> _Goal of the exercise_
Which lines in the records below hold the word "Cefalexina"? Copy each of them.

[Records from a data collection]
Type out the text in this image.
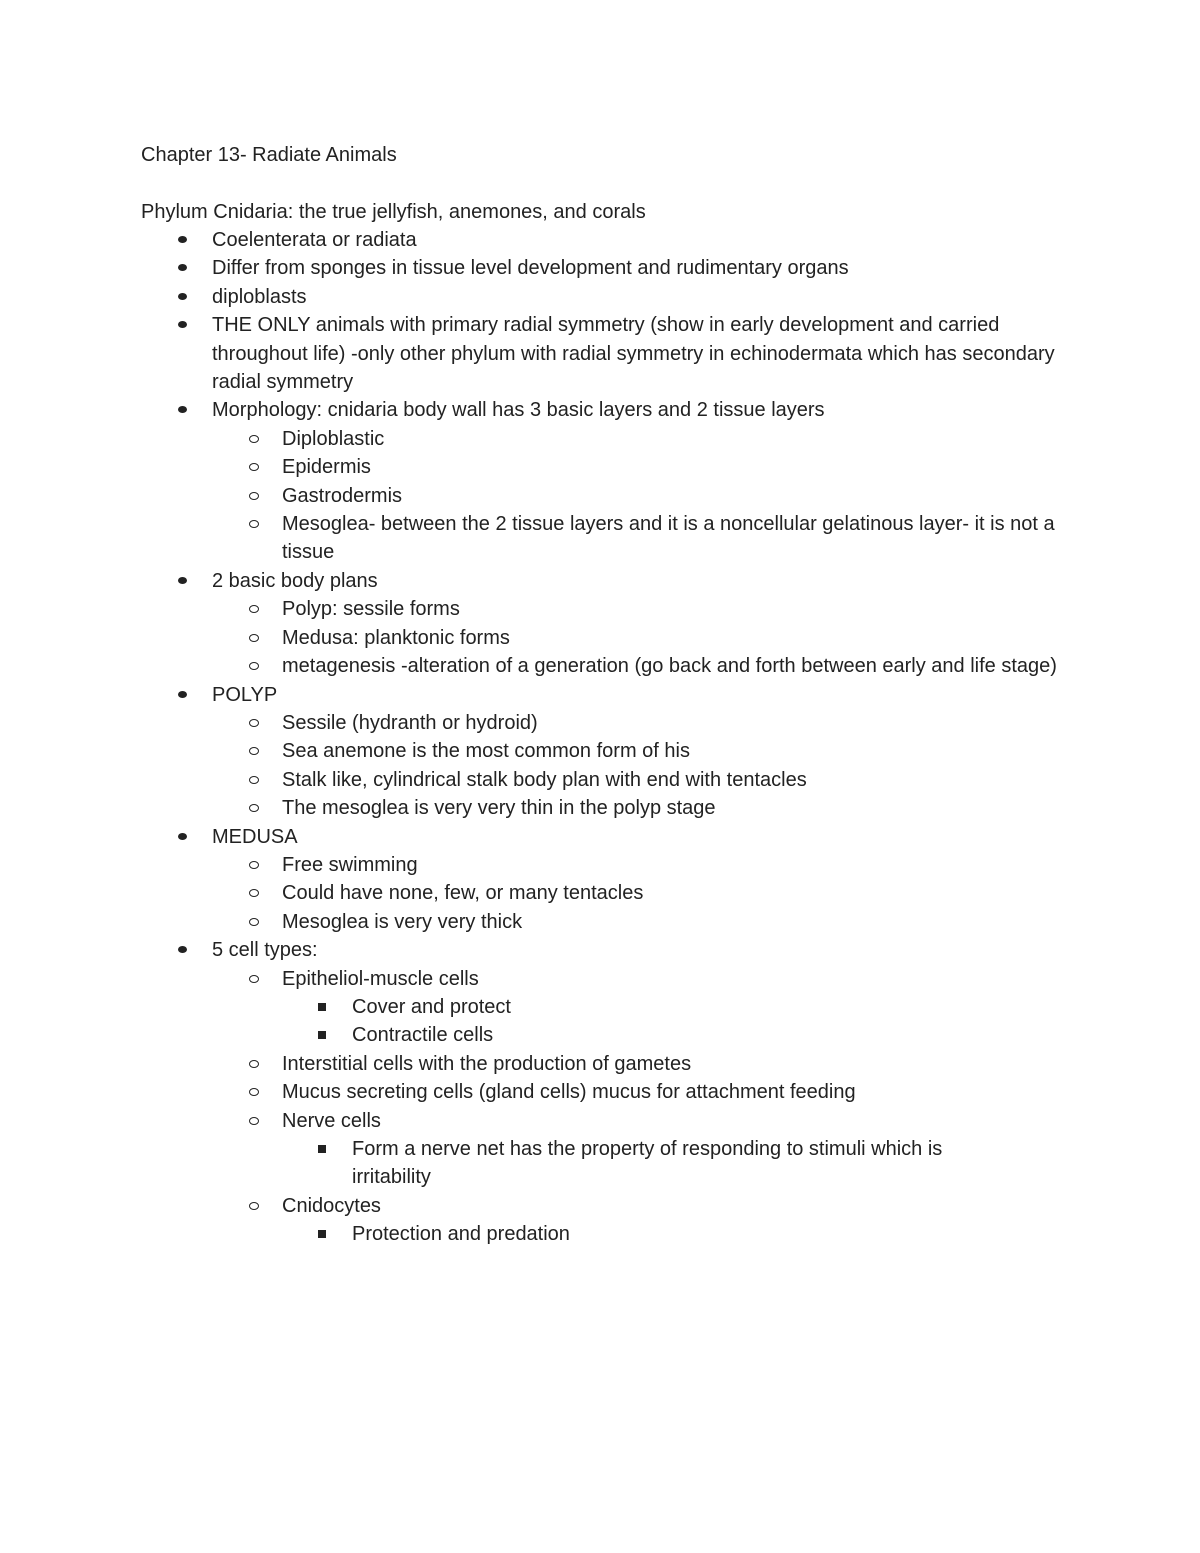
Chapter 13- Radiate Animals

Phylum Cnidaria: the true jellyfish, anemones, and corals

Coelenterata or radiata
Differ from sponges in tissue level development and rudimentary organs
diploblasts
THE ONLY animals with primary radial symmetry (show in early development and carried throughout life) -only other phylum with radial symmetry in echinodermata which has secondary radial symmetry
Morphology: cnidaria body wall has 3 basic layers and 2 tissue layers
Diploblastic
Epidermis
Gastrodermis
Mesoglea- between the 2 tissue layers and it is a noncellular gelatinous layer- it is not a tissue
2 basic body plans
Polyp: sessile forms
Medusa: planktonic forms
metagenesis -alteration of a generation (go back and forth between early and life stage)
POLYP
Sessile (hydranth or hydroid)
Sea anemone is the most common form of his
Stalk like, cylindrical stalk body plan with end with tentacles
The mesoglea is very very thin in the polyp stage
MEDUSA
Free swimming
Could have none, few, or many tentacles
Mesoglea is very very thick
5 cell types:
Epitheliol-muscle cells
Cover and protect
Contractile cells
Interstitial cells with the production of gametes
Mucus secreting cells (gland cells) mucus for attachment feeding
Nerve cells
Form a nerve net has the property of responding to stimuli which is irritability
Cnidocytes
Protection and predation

---

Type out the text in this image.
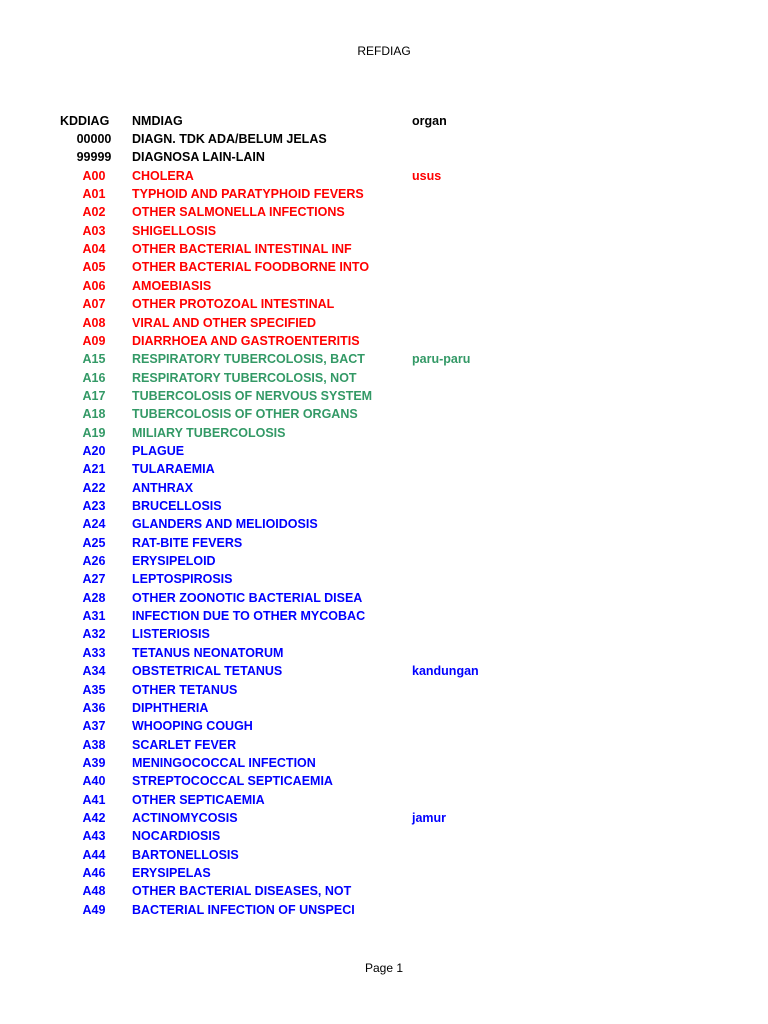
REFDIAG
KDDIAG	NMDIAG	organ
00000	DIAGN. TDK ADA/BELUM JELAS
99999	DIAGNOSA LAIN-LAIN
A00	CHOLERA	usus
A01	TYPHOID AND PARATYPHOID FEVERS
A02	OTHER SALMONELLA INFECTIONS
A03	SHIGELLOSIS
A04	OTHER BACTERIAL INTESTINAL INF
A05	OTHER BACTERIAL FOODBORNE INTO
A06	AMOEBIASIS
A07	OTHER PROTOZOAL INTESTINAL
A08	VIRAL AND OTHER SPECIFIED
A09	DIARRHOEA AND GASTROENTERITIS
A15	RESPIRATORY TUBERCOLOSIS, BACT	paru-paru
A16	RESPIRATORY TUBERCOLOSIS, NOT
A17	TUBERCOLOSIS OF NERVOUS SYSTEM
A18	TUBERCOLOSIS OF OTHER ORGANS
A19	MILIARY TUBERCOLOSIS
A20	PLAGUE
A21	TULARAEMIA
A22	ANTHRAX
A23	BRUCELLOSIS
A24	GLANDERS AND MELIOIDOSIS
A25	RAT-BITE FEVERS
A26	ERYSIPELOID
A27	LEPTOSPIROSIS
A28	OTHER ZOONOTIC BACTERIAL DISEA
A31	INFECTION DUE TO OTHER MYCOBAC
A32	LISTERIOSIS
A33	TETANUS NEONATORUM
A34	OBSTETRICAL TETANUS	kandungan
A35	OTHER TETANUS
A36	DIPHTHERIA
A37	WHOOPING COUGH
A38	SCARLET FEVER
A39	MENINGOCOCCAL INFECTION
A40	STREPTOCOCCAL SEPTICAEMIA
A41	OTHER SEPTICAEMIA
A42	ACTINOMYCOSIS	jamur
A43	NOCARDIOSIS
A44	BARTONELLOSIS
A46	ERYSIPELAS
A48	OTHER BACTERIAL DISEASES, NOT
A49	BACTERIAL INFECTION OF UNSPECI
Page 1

...

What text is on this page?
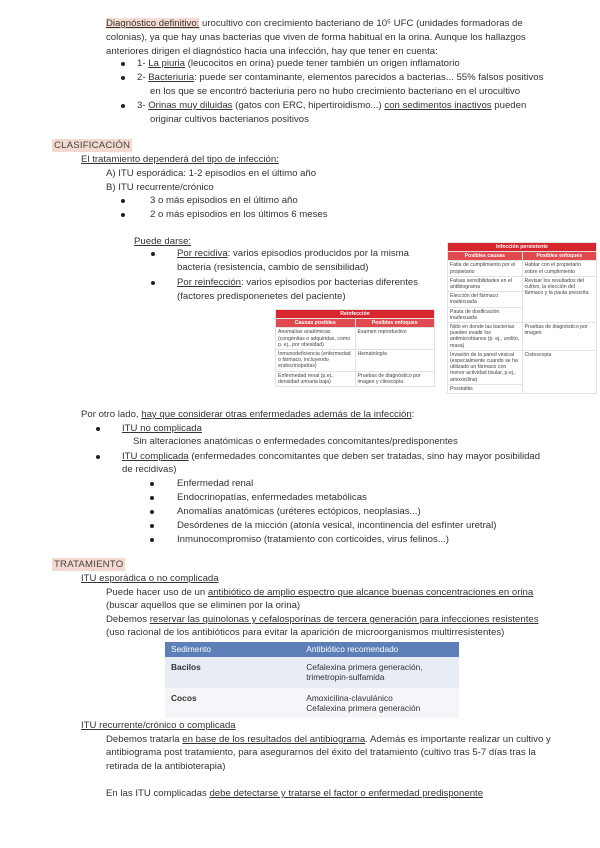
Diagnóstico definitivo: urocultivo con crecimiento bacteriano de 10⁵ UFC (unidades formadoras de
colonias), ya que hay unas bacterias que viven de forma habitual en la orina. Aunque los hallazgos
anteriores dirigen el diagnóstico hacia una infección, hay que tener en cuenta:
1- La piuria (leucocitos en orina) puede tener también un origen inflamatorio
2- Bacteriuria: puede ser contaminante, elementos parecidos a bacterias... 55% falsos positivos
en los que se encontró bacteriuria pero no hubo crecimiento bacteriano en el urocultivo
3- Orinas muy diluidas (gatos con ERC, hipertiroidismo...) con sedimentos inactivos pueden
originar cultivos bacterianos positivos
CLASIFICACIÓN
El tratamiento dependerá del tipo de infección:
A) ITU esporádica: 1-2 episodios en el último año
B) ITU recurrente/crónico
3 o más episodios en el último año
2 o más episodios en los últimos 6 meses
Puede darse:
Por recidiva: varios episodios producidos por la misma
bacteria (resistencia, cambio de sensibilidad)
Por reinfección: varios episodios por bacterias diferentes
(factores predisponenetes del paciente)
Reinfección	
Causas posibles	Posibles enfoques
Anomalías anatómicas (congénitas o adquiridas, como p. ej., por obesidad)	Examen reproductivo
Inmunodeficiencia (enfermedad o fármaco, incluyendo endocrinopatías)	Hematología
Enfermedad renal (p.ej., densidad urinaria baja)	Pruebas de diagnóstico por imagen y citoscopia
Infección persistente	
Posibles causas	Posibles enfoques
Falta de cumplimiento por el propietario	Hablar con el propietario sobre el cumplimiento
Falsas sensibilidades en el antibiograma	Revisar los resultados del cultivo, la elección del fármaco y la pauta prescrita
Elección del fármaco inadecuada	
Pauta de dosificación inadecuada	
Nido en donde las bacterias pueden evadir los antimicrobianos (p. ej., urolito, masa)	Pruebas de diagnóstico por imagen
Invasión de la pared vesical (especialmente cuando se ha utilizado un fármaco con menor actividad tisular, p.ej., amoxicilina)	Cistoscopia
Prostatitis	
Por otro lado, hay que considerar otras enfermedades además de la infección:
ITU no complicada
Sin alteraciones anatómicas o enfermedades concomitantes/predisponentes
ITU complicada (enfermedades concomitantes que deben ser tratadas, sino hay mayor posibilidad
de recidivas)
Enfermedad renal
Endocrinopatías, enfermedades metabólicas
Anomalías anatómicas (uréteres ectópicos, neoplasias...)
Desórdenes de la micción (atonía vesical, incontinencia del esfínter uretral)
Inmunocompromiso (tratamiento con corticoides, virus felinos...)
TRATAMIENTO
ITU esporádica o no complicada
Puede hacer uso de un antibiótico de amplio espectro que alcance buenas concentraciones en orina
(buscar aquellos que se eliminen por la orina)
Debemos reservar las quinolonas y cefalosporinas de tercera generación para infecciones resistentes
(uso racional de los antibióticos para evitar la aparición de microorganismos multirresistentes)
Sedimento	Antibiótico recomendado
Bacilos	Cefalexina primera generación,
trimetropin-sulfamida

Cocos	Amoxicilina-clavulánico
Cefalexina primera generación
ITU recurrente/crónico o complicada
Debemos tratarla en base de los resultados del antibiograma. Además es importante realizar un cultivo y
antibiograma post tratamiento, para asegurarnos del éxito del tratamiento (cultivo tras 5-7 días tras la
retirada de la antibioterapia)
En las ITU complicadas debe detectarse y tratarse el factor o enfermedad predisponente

> _Answer below_
Bacilos	Cefalexina primera generación,
Cefalexina primera generación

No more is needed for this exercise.